(WRITTEN EXERCISE 1) From the rows below, quote verbatim the lines starting with the one that contains "all-day-cell-sun[interactable]: 40°/31° 11" and going on through the one that contains "event-skateboard-lesson[interactable]: 10a Skateboard...", including both.

(PAGE EXTRACT)
================================

Yep, I removed the drive letter then readded and the data was there. So when I am doing my testing i should leave the drive with no drive letter unless i need to see somthing?
11-08-2012 06:01 AM
The proper way to check your secondary data is valid is to take a snapshot and mount the snapshot, or of course you can do a migration of roles to make your secondary writable so that you can mount. Mounting (giving a drive letter to) your secondary read-only is not supported so your should not normally have a drive letter assigned at the secondary, but it is ok for reassurance during testing, but after a while you will trust VVR, as if VVR says it is up-to-date, I have never known this not to be the case, so VVR should tell you if it does not have the data by saying it has "X bytes in the SRL or DCM"
So to summarise, are you saying that you have issues of rlink disconnecting when using UDP mode, but it works ok using TCP?
Mike
11-08-2012 06:09 AM
"So to summarise, are you saying that you have issues of rlink disconnecting when using UDP mode, but it works ok using TCP?"
A couple things appeared the be the problem in the begining.
1. my connection was set to 512, we now know 1mb is the min.
2. I had the drive mounted so I only say the initial change when I first setup the replication.
Now that I have a 1mb UDP appears to be fine so long as the drive is not mounted.
Thanks for all the help!

================================

(WRITTEN EXERCISE 2) Print the entire forum thread above on VVR replication, word for word.

(STORED DATA)

================================

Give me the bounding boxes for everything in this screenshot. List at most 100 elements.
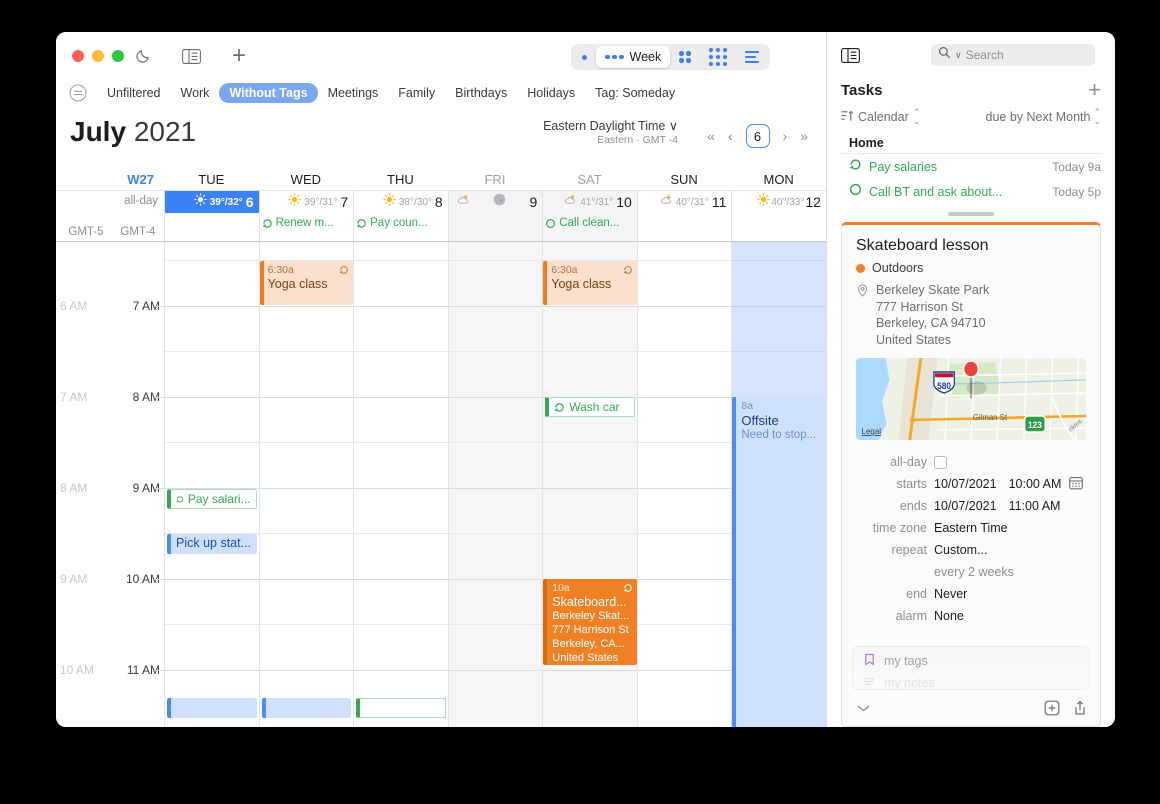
all-day-cell-sun[interactable]: 40°/31° 11 [636,191,732,241]
time-zone-value[interactable]: Eastern Time [934,521,1008,535]
repeat-value[interactable]: Custom... [934,543,988,557]
all-day-event-thu[interactable]: Pay coun... [356,215,446,231]
tasks-sort-control[interactable]: Calendar ⌃ ⌄ [841,108,920,126]
nav-prev-button[interactable]: ‹ [728,128,733,144]
event-skateboard-lesson[interactable]: 10a Skateboard... Berkeley Skat... 777 H… [543,579,637,665]
add-to-calendar-icon[interactable] [1044,700,1060,721]
all-day-event-sat[interactable]: Call clean... [545,215,635,231]
event-pick-up-stat[interactable]: Pick up stat... [167,534,257,554]
chevron-down-icon[interactable] [856,700,871,718]
event-yoga-class-sat[interactable]: 6:30a Yoga class [543,261,637,305]
alarm-value[interactable]: None [934,609,964,623]
view-week[interactable]: Week [596,46,671,68]
weekday-tue[interactable]: TUE [164,162,259,190]
starts-time-value[interactable]: 10:00 AM [1009,477,1062,491]
weekday-thu[interactable]: THU [353,162,448,190]
event-yoga-class-wed[interactable]: 6:30a Yoga class [259,261,354,305]
minimize-button[interactable] [92,50,104,62]
moon-icon[interactable] [135,48,151,64]
repeat-icon[interactable] [849,158,862,176]
view-year[interactable] [700,46,737,68]
day-column-sat[interactable]: 6:30a Yoga class Wash car 10a Skateboard… [542,242,637,727]
nav-next-button[interactable]: › [783,128,788,144]
view-day[interactable] [573,46,596,68]
filter-menu-icon[interactable] [69,84,87,102]
calendar-picker-icon[interactable] [1069,476,1084,493]
weekday-sun[interactable]: SUN [637,162,732,190]
gmt-left-label: GMT-5 [68,226,104,238]
filter-chip-birthdays[interactable]: Birthdays [445,83,517,103]
day-column-thu[interactable] [353,242,448,727]
task-row[interactable]: Call BT and ask about... Today 5p [841,179,1101,204]
filter-chip-family[interactable]: Family [388,83,445,103]
filter-chip-tag-someday[interactable]: Tag: Someday [585,83,685,103]
new-event-button[interactable]: + [232,44,246,68]
task-row[interactable]: Pay salaries Today 9a [841,154,1101,179]
panel-resize-handle[interactable] [948,212,994,216]
timezone-selector[interactable]: Eastern Daylight Time ∨ Eastern · GMT -4 [543,118,678,146]
search-scope-chevron-icon[interactable]: ∨ [955,50,962,61]
all-day-event-wed[interactable]: Renew m... [262,215,352,231]
event-partial-wed[interactable] [261,698,352,718]
event-offsite[interactable]: 8a Offsite Need to stop... [732,397,826,727]
location-map[interactable]: Gilman St nkins 580 123 Legal [856,358,1086,440]
filter-chip-work[interactable]: Work [171,83,220,103]
view-switcher[interactable]: Week [571,44,771,70]
event-detail-location[interactable]: Berkeley Skate Park 777 Harrison St Berk… [856,282,1100,348]
event-detail-title[interactable]: Skateboard lesson [856,237,1100,255]
weather-tue: 39°/32° [209,196,243,208]
tasks-list: Pay salaries Today 9a Call BT and ask ab… [841,153,1101,216]
weekday-wed[interactable]: WED [259,162,354,190]
close-button[interactable] [72,50,84,62]
all-day-cell-thu[interactable]: 38°/30° 8 Pay coun... [353,191,448,241]
notes-field[interactable]: my notes [853,669,1089,689]
view-list[interactable] [736,46,768,68]
view-month[interactable] [670,46,700,68]
add-task-button[interactable]: + [1088,77,1101,103]
event-detail-calendar[interactable]: Outdoors [856,261,1100,275]
starts-date-value[interactable]: 10/07/2021 [934,477,997,491]
all-day-cell-mon[interactable]: 40°/33° 12 [731,191,826,241]
nav-last-button[interactable]: » [800,128,808,144]
event-partial-thu[interactable] [356,698,446,718]
share-icon[interactable] [1072,700,1088,721]
event-partial-tue[interactable] [167,698,257,718]
filter-chip-unfiltered[interactable]: Unfiltered [97,83,171,103]
all-day-cell-tue[interactable]: 39°/32° 6 [164,191,259,241]
all-day-checkbox[interactable] [934,455,947,469]
filter-chip-meetings[interactable]: Meetings [318,83,389,103]
week-number-label[interactable]: W27 [127,172,154,187]
event-wash-car[interactable]: Wash car [545,397,635,417]
all-day-cell-sat[interactable]: 41°/31° 10 Call clean... [542,191,637,241]
repeat-end-value[interactable]: Never [934,587,967,601]
repeat-icon [623,265,633,278]
weekday-mon[interactable]: MON [731,162,826,190]
search-input[interactable]: ∨ Search [931,44,1095,66]
day-column-mon[interactable]: 8a Offsite Need to stop... [731,242,826,727]
sidebar-toggle-icon[interactable] [182,49,201,69]
weekday-sat[interactable]: SAT [542,162,637,190]
day-column-sun[interactable] [636,242,732,727]
chevron-updown-icon[interactable]: ⌃ ⌄ [1093,108,1101,126]
weekday-fri[interactable]: FRI [448,162,543,190]
inspector-sidebar-toggle-icon[interactable] [841,48,860,68]
tags-field[interactable]: my tags [853,647,1089,669]
filter-chip-without-tags[interactable]: Without Tags [219,83,318,103]
ends-time-value[interactable]: 11:00 AM [1009,499,1061,513]
chevron-updown-icon[interactable]: ⌃ ⌄ [913,108,921,126]
day-column-wed[interactable]: 6:30a Yoga class [258,242,354,727]
day-column-tue[interactable]: Pay salari... Pick up stat... [164,242,259,727]
maximize-button[interactable] [112,50,124,62]
ends-date-value[interactable]: 10/07/2021 [934,499,997,513]
tasks-filter-control[interactable]: due by Next Month ⌃ ⌄ [986,108,1101,126]
map-pin-icon [962,360,980,378]
filter-chip-holidays[interactable]: Holidays [517,83,585,103]
day-column-fri[interactable] [447,242,543,727]
circle-icon[interactable] [849,183,862,201]
time-grid[interactable]: 6 AM 7 AM 8 AM 9 AM 10 AM 7 AM 8 AM 9 AM… [56,242,826,727]
today-button[interactable]: 6 [745,124,770,148]
all-day-cell-fri[interactable]: 9 [447,191,543,241]
event-pay-salaries[interactable]: Pay salari... [167,489,257,509]
nav-first-button[interactable]: « [707,128,715,144]
all-day-cell-wed[interactable]: 39°/31° 7 Renew m... [258,191,354,241]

================================

(EXPECTED OUTPUT 1)
all-day-cell-sun[interactable]: 40°/31° 11 [636,191,732,241]
time-zone-value[interactable]: Eastern Time [934,521,1008,535]
repeat-value[interactable]: Custom... [934,543,988,557]
all-day-event-thu[interactable]: Pay coun... [356,215,446,231]
tasks-sort-control[interactable]: Calendar ⌃ ⌄ [841,108,920,126]
nav-prev-button[interactable]: ‹ [728,128,733,144]
event-skateboard-lesson[interactable]: 10a Skateboard... Berkeley Skat... 777 H… [543,579,637,665]

(EXPECTED OUTPUT 2)
Yep, I removed the drive letter then readded and the data was there. So when I am doing my testing i should leave the drive with no drive letter unless i need to see somthing?
11-08-2012 06:01 AM
The proper way to check your secondary data is valid is to take a snapshot and mount the snapshot, or of course you can do a migration of roles to make your secondary writable so that you can mount. Mounting (giving a drive letter to) your secondary read-only is not supported so your should not normally have a drive letter assigned at the secondary, but it is ok for reassurance during testing, but after a while you will trust VVR, as if VVR says it is up-to-date, I have never known this not to be the case, so VVR should tell you if it does not have the data by saying it has "X bytes in the SRL or DCM"
So to summarise, are you saying that you have issues of rlink disconnecting when using UDP mode, but it works ok using TCP?
Mike
11-08-2012 06:09 AM
"So to summarise, are you saying that you have issues of rlink disconnecting when using UDP mode, but it works ok using TCP?"
A couple things appeared the be the problem in the begining.
1. my connection was set to 512, we now know 1mb is the min.
2. I had the drive mounted so I only say the initial change when I first setup the replication.
Now that I have a 1mb UDP appears to be fine so long as the drive is not mounted.
Thanks for all the help!